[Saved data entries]
** begin **
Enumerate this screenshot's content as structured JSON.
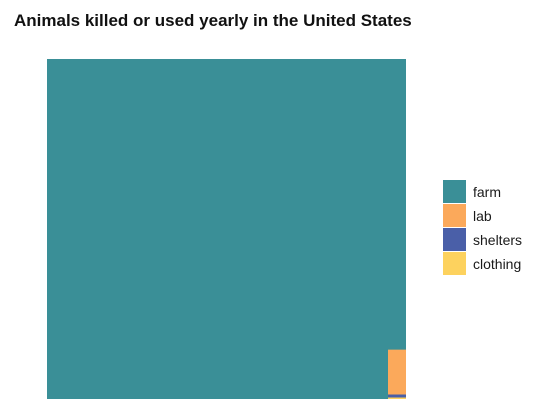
{
  "chart_data": {
    "type": "treemap",
    "title": "Animals killed or used yearly in the United States",
    "categories": [
      "farm",
      "lab",
      "shelters",
      "clothing"
    ],
    "values": [
      9000,
      60,
      4,
      2
    ],
    "colors": [
      "#3a8f97",
      "#fba95b",
      "#4a5fa8",
      "#fdd25e"
    ],
    "legend": {
      "position": "right",
      "entries": [
        "farm",
        "lab",
        "shelters",
        "clothing"
      ]
    }
  }
}
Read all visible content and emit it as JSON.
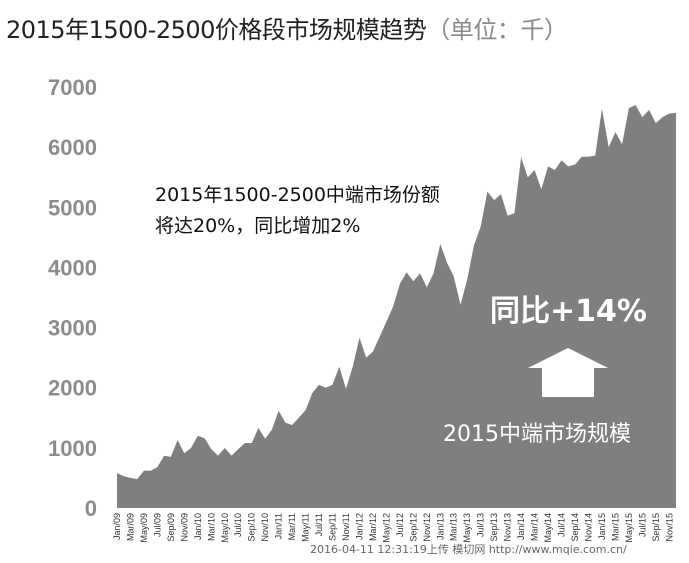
** end **
* Problem details *
Leave the images out and output the remaining material exactly as it stands.

* Reply *
Enumerate this screenshot's content as structured JSON.
{
  "chart_data": {
    "type": "treemap",
    "title": "Animals killed or used yearly in the United States",
    "categories": [
      "farm",
      "lab",
      "shelters",
      "clothing"
    ],
    "values": [
      9000,
      60,
      4,
      2
    ],
    "colors": [
      "#3a8f97",
      "#fba95b",
      "#4a5fa8",
      "#fdd25e"
    ],
    "legend": {
      "position": "right",
      "entries": [
        "farm",
        "lab",
        "shelters",
        "clothing"
      ]
    }
  }
}
Read all visible content and emit it as JSON.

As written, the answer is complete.